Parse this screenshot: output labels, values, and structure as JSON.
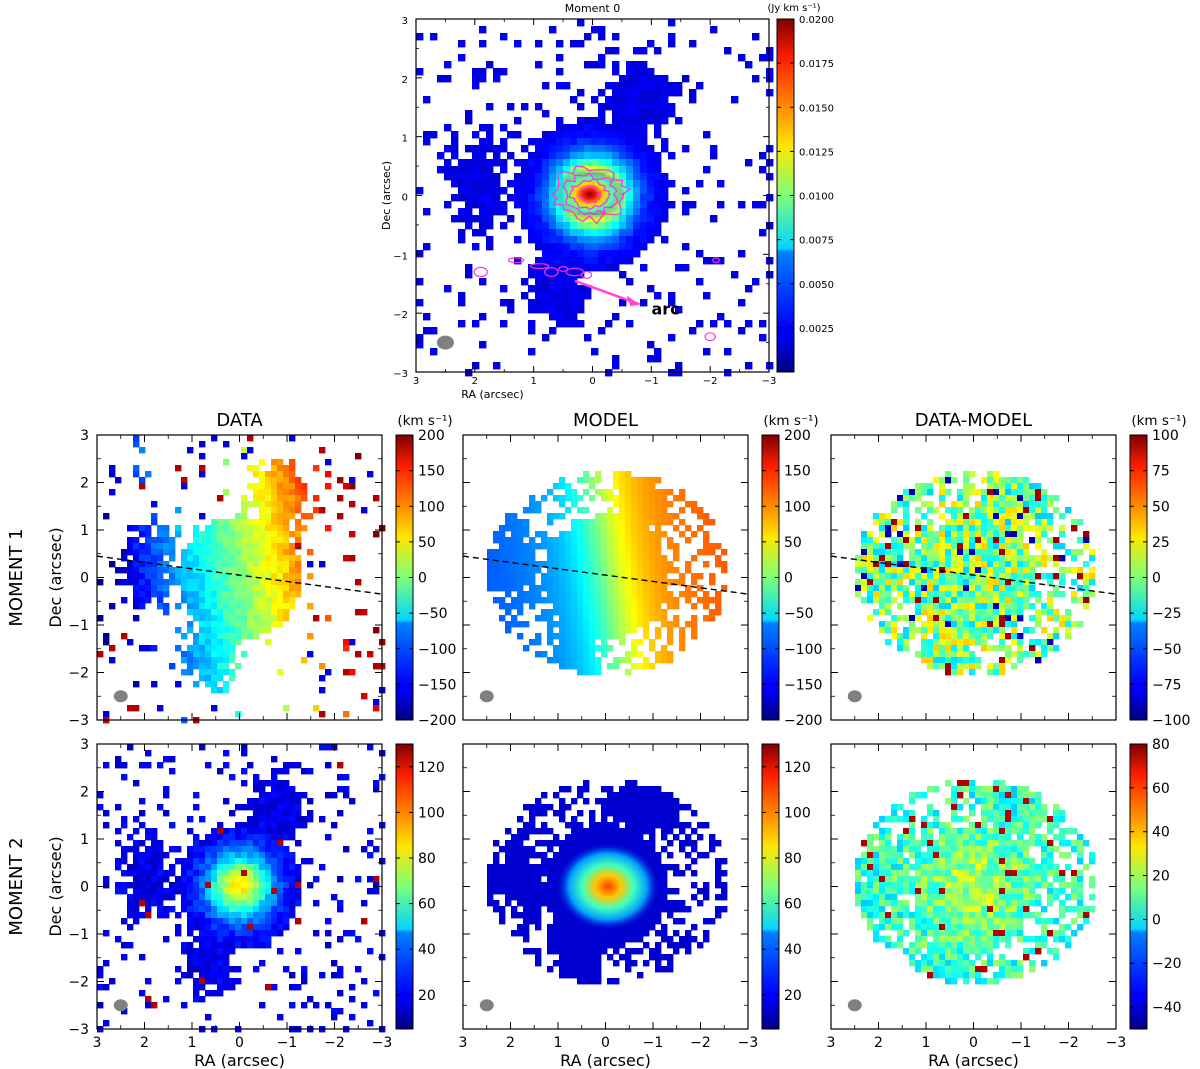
{
  "chart_data": [
    {
      "id": "moment0",
      "type": "heatmap",
      "title": "Moment 0",
      "xlabel": "RA (arcsec)",
      "ylabel": "Dec (arcsec)",
      "xlim": [
        3,
        -3
      ],
      "ylim": [
        -3,
        3
      ],
      "xticks": [
        "3",
        "2",
        "1",
        "0",
        "−1",
        "−2",
        "−3"
      ],
      "yticks": [
        "−3",
        "−2",
        "−1",
        "0",
        "1",
        "2",
        "3"
      ],
      "colorbar_label": "(Jy km s⁻¹)",
      "colorbar_ticks": [
        "0.0025",
        "0.0050",
        "0.0075",
        "0.0100",
        "0.0125",
        "0.0150",
        "0.0175",
        "0.0200"
      ],
      "colorbar_range": [
        0,
        0.02
      ],
      "colormap": "jet",
      "contour_color": "#ff33dd",
      "annotation": "arc",
      "annotation_color": "#ff44dd",
      "beam": [
        2.5,
        -2.5
      ]
    },
    {
      "id": "m1-data",
      "type": "heatmap",
      "title": "DATA",
      "ylabel": "Dec (arcsec)",
      "xlim": [
        3,
        -3
      ],
      "ylim": [
        -3,
        3
      ],
      "colorbar_label": "(km s⁻¹)",
      "colorbar_ticks": [
        "200",
        "150",
        "100",
        "50",
        "0",
        "−50",
        "−100",
        "−150",
        "−200"
      ],
      "colorbar_range": [
        -200,
        200
      ],
      "major_axis_line": true
    },
    {
      "id": "m1-model",
      "type": "heatmap",
      "title": "MODEL",
      "xlim": [
        3,
        -3
      ],
      "ylim": [
        -3,
        3
      ],
      "colorbar_label": "(km s⁻¹)",
      "colorbar_ticks": [
        "200",
        "150",
        "100",
        "50",
        "0",
        "−50",
        "−100",
        "−150",
        "−200"
      ],
      "colorbar_range": [
        -200,
        200
      ],
      "major_axis_line": true
    },
    {
      "id": "m1-resid",
      "type": "heatmap",
      "title": "DATA-MODEL",
      "xlim": [
        3,
        -3
      ],
      "ylim": [
        -3,
        3
      ],
      "colorbar_label": "(km s⁻¹)",
      "colorbar_ticks": [
        "100",
        "75",
        "50",
        "25",
        "0",
        "−25",
        "−50",
        "−75",
        "−100"
      ],
      "colorbar_range": [
        -100,
        100
      ],
      "major_axis_line": true
    },
    {
      "id": "m2-data",
      "type": "heatmap",
      "xlabel": "RA (arcsec)",
      "ylabel": "Dec (arcsec)",
      "xlim": [
        3,
        -3
      ],
      "ylim": [
        -3,
        3
      ],
      "colorbar_ticks": [
        "120",
        "100",
        "80",
        "60",
        "40",
        "20"
      ],
      "colorbar_range": [
        5,
        130
      ]
    },
    {
      "id": "m2-model",
      "type": "heatmap",
      "xlabel": "RA (arcsec)",
      "xlim": [
        3,
        -3
      ],
      "ylim": [
        -3,
        3
      ],
      "colorbar_ticks": [
        "120",
        "100",
        "80",
        "60",
        "40",
        "20"
      ],
      "colorbar_range": [
        5,
        130
      ]
    },
    {
      "id": "m2-resid",
      "type": "heatmap",
      "xlabel": "RA (arcsec)",
      "xlim": [
        3,
        -3
      ],
      "ylim": [
        -3,
        3
      ],
      "colorbar_ticks": [
        "80",
        "60",
        "40",
        "20",
        "0",
        "−20",
        "−40"
      ],
      "colorbar_range": [
        -50,
        80
      ]
    }
  ],
  "row_labels": [
    "MOMENT  1",
    "MOMENT  2"
  ],
  "axis_ticks": [
    "3",
    "2",
    "1",
    "0",
    "−1",
    "−2",
    "−3"
  ],
  "axis_ticks_y": [
    "−3",
    "−2",
    "−1",
    "0",
    "1",
    "2",
    "3"
  ]
}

> What you should do
Return the material exactly as given, apart from the pictures.

> In response
Parse this screenshot: output labels, values, and structure as JSON.
{
  "chart_data": [
    {
      "id": "moment0",
      "type": "heatmap",
      "title": "Moment 0",
      "xlabel": "RA (arcsec)",
      "ylabel": "Dec (arcsec)",
      "xlim": [
        3,
        -3
      ],
      "ylim": [
        -3,
        3
      ],
      "xticks": [
        "3",
        "2",
        "1",
        "0",
        "−1",
        "−2",
        "−3"
      ],
      "yticks": [
        "−3",
        "−2",
        "−1",
        "0",
        "1",
        "2",
        "3"
      ],
      "colorbar_label": "(Jy km s⁻¹)",
      "colorbar_ticks": [
        "0.0025",
        "0.0050",
        "0.0075",
        "0.0100",
        "0.0125",
        "0.0150",
        "0.0175",
        "0.0200"
      ],
      "colorbar_range": [
        0,
        0.02
      ],
      "colormap": "jet",
      "contour_color": "#ff33dd",
      "annotation": "arc",
      "annotation_color": "#ff44dd",
      "beam": [
        2.5,
        -2.5
      ]
    },
    {
      "id": "m1-data",
      "type": "heatmap",
      "title": "DATA",
      "ylabel": "Dec (arcsec)",
      "xlim": [
        3,
        -3
      ],
      "ylim": [
        -3,
        3
      ],
      "colorbar_label": "(km s⁻¹)",
      "colorbar_ticks": [
        "200",
        "150",
        "100",
        "50",
        "0",
        "−50",
        "−100",
        "−150",
        "−200"
      ],
      "colorbar_range": [
        -200,
        200
      ],
      "major_axis_line": true
    },
    {
      "id": "m1-model",
      "type": "heatmap",
      "title": "MODEL",
      "xlim": [
        3,
        -3
      ],
      "ylim": [
        -3,
        3
      ],
      "colorbar_label": "(km s⁻¹)",
      "colorbar_ticks": [
        "200",
        "150",
        "100",
        "50",
        "0",
        "−50",
        "−100",
        "−150",
        "−200"
      ],
      "colorbar_range": [
        -200,
        200
      ],
      "major_axis_line": true
    },
    {
      "id": "m1-resid",
      "type": "heatmap",
      "title": "DATA-MODEL",
      "xlim": [
        3,
        -3
      ],
      "ylim": [
        -3,
        3
      ],
      "colorbar_label": "(km s⁻¹)",
      "colorbar_ticks": [
        "100",
        "75",
        "50",
        "25",
        "0",
        "−25",
        "−50",
        "−75",
        "−100"
      ],
      "colorbar_range": [
        -100,
        100
      ],
      "major_axis_line": true
    },
    {
      "id": "m2-data",
      "type": "heatmap",
      "xlabel": "RA (arcsec)",
      "ylabel": "Dec (arcsec)",
      "xlim": [
        3,
        -3
      ],
      "ylim": [
        -3,
        3
      ],
      "colorbar_ticks": [
        "120",
        "100",
        "80",
        "60",
        "40",
        "20"
      ],
      "colorbar_range": [
        5,
        130
      ]
    },
    {
      "id": "m2-model",
      "type": "heatmap",
      "xlabel": "RA (arcsec)",
      "xlim": [
        3,
        -3
      ],
      "ylim": [
        -3,
        3
      ],
      "colorbar_ticks": [
        "120",
        "100",
        "80",
        "60",
        "40",
        "20"
      ],
      "colorbar_range": [
        5,
        130
      ]
    },
    {
      "id": "m2-resid",
      "type": "heatmap",
      "xlabel": "RA (arcsec)",
      "xlim": [
        3,
        -3
      ],
      "ylim": [
        -3,
        3
      ],
      "colorbar_ticks": [
        "80",
        "60",
        "40",
        "20",
        "0",
        "−20",
        "−40"
      ],
      "colorbar_range": [
        -50,
        80
      ]
    }
  ],
  "row_labels": [
    "MOMENT  1",
    "MOMENT  2"
  ],
  "axis_ticks": [
    "3",
    "2",
    "1",
    "0",
    "−1",
    "−2",
    "−3"
  ],
  "axis_ticks_y": [
    "−3",
    "−2",
    "−1",
    "0",
    "1",
    "2",
    "3"
  ]
}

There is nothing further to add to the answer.